* What you will do: Each line of the listing that contains the word "Indonesia" is to be copied.

Stored records:
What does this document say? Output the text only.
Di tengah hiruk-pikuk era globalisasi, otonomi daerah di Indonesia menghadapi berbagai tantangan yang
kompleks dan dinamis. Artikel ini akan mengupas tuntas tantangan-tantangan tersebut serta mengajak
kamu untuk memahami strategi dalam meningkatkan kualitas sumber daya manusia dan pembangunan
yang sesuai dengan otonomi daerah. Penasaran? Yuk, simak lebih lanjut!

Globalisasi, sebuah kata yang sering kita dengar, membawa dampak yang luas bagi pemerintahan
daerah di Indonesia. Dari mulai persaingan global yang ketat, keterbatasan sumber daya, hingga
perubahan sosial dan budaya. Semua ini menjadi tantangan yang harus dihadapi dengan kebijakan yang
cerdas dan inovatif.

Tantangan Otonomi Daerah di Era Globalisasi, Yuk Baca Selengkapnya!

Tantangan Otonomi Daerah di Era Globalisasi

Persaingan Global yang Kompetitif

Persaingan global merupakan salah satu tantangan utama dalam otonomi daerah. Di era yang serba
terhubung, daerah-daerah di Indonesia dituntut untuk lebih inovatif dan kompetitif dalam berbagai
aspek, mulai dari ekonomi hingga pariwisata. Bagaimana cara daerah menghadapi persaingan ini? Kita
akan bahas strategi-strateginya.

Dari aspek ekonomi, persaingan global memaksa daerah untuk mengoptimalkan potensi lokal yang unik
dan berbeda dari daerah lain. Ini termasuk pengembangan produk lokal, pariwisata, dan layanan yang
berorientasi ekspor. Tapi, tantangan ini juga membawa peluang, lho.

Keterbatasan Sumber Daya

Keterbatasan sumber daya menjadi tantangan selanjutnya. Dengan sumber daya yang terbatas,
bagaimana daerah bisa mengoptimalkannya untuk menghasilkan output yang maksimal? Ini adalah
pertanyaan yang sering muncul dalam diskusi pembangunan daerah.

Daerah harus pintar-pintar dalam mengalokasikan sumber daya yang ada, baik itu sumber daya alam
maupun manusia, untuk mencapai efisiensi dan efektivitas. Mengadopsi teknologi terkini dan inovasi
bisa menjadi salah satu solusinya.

* Solution:
Di tengah hiruk-pikuk era globalisasi, otonomi daerah di Indonesia menghadapi berbagai tantangan yang
daerah di Indonesia. Dari mulai persaingan global yang ketat, keterbatasan sumber daya, hingga
terhubung, daerah-daerah di Indonesia dituntut untuk lebih inovatif dan kompetitif dalam berbagai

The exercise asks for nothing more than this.